==== The records

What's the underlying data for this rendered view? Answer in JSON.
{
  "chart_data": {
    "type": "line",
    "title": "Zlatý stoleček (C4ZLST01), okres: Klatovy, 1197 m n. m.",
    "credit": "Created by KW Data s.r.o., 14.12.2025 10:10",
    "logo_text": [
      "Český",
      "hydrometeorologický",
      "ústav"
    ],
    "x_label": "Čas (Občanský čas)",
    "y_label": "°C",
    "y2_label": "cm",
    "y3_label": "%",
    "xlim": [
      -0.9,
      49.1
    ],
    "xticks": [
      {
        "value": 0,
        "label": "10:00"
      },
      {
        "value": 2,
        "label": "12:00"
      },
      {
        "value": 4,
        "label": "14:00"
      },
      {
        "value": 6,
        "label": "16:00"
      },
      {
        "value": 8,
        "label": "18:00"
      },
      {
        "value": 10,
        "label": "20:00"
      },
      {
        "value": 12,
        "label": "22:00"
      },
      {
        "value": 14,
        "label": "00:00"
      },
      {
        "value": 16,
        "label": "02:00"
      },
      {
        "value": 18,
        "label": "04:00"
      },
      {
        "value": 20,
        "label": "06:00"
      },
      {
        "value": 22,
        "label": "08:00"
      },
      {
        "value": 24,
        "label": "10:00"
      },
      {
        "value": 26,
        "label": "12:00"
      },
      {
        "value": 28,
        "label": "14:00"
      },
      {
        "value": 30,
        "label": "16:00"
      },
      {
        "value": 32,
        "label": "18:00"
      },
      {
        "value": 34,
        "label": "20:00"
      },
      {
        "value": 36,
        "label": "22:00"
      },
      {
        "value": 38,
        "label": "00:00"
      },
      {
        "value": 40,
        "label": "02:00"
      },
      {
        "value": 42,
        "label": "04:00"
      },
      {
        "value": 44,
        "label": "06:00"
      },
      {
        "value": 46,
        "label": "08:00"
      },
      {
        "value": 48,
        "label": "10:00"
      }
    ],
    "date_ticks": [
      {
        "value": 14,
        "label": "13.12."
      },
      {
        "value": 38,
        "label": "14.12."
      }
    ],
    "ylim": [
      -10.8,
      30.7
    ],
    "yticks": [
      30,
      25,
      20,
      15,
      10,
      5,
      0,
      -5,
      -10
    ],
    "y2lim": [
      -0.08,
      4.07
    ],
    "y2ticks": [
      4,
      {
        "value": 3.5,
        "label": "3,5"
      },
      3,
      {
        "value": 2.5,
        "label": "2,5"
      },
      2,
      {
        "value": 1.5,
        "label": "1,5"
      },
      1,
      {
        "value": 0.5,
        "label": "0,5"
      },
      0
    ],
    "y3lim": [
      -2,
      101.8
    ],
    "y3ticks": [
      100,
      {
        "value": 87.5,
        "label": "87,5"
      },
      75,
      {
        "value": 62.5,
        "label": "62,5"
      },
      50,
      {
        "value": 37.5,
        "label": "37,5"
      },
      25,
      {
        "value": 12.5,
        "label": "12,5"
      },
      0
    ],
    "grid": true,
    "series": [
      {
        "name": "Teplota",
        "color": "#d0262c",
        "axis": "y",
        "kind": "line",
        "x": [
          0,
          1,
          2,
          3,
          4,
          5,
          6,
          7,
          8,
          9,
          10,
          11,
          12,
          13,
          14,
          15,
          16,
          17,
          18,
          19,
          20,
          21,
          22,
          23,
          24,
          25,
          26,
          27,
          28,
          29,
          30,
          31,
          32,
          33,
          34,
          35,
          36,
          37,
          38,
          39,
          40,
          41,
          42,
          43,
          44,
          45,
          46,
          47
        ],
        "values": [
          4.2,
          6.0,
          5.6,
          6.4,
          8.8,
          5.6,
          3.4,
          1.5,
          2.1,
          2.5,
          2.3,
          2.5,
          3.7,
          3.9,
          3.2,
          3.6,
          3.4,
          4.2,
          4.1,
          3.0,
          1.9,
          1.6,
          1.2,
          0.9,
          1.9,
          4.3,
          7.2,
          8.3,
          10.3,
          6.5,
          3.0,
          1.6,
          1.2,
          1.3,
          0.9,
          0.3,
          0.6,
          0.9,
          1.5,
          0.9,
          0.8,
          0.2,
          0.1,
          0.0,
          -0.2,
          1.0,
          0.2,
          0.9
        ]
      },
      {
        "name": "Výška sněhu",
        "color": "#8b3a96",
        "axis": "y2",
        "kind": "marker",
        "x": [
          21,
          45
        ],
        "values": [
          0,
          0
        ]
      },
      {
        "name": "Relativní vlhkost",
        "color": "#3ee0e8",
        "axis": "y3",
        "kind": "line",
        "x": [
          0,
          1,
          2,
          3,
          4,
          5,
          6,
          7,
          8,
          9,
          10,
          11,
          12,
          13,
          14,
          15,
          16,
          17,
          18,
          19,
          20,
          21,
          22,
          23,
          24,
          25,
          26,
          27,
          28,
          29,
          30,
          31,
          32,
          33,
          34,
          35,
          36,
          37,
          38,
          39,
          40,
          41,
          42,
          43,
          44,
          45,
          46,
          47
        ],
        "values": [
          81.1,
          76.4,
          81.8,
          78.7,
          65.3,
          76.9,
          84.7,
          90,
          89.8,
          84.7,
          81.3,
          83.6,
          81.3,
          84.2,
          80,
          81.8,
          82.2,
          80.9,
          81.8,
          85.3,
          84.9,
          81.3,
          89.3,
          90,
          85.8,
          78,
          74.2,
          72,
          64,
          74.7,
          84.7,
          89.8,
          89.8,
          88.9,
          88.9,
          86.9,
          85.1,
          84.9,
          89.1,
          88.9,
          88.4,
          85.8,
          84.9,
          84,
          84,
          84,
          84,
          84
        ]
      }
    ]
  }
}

========

List each line of the entries that holds the string "name".

        "name": "Teplota",
        "name": "Výška sněhu",
        "name": "Relativní vlhkost",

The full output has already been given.